— Start of Available data —

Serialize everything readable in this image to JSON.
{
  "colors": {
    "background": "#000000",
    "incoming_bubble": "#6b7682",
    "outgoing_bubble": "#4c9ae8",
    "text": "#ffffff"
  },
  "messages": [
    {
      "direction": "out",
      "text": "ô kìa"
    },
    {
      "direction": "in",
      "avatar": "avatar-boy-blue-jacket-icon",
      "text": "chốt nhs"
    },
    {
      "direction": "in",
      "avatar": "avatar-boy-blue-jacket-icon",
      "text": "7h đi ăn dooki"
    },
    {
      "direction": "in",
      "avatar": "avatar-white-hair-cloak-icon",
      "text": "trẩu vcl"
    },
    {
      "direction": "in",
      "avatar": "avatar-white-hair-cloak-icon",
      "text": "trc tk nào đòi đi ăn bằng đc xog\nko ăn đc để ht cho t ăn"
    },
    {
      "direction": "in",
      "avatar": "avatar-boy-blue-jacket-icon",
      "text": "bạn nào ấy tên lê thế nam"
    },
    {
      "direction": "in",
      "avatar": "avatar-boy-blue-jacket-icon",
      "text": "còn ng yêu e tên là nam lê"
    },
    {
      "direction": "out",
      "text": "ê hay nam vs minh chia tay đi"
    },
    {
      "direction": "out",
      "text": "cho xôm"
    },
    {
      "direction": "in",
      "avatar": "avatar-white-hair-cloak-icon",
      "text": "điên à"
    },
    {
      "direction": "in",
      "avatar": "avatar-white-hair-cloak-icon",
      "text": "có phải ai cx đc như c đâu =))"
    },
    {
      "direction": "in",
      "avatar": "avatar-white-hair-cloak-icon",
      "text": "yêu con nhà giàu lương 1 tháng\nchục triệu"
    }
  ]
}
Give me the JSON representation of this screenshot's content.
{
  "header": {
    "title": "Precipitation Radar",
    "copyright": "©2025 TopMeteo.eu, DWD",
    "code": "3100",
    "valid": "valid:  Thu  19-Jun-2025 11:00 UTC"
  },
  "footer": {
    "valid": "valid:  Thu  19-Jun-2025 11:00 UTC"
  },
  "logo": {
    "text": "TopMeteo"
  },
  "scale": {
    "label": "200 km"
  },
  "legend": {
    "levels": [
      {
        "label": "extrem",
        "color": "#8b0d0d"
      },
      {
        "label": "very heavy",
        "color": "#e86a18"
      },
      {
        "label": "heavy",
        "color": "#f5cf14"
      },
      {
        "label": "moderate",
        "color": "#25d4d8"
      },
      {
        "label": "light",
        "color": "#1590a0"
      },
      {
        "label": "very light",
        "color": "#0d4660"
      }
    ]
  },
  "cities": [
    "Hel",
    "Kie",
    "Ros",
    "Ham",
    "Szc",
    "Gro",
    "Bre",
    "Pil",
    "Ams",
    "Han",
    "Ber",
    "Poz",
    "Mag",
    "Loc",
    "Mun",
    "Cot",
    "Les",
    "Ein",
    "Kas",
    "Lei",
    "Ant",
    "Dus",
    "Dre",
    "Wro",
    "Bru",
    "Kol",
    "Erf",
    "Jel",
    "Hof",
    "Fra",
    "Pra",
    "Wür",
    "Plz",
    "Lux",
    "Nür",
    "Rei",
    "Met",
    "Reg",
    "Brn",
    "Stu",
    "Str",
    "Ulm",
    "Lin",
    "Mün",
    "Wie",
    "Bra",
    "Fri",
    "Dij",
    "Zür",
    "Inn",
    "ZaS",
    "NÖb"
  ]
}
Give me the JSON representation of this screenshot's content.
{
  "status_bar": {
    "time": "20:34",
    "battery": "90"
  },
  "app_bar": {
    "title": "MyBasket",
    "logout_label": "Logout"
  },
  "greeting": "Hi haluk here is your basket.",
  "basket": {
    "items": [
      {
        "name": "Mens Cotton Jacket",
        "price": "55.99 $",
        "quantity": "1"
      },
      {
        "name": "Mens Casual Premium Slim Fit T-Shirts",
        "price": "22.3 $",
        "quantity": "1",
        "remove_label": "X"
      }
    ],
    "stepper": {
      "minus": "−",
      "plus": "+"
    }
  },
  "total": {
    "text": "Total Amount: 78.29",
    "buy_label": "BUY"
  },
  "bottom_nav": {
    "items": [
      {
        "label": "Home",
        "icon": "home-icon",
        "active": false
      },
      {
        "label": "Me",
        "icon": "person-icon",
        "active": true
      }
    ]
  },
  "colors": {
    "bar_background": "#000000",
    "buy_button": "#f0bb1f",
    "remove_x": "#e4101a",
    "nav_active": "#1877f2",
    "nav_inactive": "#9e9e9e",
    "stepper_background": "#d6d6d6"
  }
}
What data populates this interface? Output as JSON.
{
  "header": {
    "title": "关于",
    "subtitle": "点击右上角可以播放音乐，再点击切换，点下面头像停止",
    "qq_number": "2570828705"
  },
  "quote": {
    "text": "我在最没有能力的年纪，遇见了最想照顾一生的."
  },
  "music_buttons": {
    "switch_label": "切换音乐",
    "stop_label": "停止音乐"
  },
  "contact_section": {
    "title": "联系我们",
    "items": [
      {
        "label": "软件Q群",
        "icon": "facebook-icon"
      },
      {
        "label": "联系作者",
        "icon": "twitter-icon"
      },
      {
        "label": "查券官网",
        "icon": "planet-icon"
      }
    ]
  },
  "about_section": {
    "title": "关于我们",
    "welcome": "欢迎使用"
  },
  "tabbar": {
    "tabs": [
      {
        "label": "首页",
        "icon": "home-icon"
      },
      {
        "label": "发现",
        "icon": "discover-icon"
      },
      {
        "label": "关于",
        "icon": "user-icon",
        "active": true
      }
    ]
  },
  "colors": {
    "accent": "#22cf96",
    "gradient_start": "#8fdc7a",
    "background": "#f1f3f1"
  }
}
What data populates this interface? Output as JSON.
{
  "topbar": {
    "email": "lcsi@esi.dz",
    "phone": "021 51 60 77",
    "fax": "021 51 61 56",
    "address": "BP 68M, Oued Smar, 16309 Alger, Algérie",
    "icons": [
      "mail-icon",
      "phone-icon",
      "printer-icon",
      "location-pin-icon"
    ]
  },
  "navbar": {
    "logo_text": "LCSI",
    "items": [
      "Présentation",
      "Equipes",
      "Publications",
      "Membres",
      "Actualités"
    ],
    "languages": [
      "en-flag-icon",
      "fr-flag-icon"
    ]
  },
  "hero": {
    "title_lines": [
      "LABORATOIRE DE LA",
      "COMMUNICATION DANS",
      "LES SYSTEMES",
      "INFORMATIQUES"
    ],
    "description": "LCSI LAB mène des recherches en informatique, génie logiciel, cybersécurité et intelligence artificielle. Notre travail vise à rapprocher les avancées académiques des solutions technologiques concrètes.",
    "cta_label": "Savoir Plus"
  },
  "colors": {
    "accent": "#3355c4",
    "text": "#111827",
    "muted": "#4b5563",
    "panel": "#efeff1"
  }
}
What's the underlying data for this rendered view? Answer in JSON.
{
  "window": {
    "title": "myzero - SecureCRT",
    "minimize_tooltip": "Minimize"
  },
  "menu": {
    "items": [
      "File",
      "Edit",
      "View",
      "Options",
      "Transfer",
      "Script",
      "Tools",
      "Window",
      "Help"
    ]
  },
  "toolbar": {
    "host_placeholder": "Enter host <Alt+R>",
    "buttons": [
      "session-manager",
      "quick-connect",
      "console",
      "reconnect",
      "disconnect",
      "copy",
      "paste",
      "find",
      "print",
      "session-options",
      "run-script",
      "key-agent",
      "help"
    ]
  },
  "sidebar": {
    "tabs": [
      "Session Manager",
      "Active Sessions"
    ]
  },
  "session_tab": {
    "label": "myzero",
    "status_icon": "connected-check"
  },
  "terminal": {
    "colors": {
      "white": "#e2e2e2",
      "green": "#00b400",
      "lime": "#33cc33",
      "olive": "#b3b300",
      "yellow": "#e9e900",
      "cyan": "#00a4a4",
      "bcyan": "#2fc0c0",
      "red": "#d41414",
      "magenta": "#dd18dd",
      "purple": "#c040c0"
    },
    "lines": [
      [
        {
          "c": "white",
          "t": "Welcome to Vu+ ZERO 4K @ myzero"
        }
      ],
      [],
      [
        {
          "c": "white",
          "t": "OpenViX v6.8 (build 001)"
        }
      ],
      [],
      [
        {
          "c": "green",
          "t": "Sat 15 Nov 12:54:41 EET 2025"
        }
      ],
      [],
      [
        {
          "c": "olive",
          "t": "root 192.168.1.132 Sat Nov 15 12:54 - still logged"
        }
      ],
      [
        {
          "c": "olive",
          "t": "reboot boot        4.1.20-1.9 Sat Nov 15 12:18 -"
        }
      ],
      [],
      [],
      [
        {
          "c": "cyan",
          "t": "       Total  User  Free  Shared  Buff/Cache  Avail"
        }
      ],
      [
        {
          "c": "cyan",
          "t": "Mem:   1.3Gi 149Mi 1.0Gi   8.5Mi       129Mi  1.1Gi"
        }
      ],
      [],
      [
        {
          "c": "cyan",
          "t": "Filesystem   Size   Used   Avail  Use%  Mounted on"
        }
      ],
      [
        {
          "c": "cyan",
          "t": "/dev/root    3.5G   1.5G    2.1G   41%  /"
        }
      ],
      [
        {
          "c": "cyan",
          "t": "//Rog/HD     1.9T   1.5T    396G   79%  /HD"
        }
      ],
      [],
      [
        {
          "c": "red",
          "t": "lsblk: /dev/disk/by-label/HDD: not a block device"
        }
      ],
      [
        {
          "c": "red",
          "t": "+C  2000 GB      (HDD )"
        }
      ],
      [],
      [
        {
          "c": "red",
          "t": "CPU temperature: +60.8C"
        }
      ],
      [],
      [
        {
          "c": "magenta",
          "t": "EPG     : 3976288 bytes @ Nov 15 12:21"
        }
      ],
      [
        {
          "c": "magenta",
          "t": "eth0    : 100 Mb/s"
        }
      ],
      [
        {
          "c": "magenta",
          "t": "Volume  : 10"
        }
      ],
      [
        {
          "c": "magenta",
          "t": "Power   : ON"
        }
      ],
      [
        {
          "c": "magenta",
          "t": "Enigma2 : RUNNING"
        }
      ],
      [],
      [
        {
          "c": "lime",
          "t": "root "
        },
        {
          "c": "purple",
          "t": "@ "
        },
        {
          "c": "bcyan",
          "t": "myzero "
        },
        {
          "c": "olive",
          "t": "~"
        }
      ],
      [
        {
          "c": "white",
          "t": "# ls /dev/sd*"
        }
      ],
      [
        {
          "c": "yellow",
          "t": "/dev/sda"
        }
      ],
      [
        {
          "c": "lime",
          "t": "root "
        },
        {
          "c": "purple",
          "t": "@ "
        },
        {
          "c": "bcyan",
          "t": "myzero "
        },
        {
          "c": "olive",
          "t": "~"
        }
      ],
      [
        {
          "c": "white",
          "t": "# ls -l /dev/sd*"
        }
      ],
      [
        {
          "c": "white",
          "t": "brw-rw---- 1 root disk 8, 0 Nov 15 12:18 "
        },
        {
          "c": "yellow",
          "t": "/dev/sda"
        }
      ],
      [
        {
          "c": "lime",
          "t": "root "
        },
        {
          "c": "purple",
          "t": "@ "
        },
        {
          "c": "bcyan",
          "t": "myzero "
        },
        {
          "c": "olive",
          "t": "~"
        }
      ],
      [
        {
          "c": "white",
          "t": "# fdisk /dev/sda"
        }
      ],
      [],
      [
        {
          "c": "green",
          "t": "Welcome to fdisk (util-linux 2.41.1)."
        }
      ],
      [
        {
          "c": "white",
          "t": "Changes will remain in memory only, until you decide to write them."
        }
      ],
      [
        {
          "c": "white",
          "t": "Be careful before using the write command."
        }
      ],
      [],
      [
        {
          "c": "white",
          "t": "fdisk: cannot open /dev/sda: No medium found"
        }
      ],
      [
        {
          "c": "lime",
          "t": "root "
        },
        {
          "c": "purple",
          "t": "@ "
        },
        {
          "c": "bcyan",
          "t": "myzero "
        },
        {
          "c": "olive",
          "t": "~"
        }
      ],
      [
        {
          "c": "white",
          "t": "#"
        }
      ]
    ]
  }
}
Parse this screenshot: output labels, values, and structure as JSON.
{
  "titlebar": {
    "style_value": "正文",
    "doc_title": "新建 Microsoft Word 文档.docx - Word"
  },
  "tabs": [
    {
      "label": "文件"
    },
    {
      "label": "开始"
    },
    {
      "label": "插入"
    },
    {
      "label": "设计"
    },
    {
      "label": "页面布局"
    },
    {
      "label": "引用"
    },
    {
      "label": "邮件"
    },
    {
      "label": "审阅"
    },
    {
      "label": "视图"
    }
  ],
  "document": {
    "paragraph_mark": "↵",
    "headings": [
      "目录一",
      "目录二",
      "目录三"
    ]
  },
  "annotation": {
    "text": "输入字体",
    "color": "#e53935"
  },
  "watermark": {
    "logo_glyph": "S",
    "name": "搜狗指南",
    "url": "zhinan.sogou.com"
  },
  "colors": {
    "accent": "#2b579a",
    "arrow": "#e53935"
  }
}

— End of Available data —

## What to work on
Among the entries above, how many lines include the word "JSON"? Reply with the number only.

## In response
7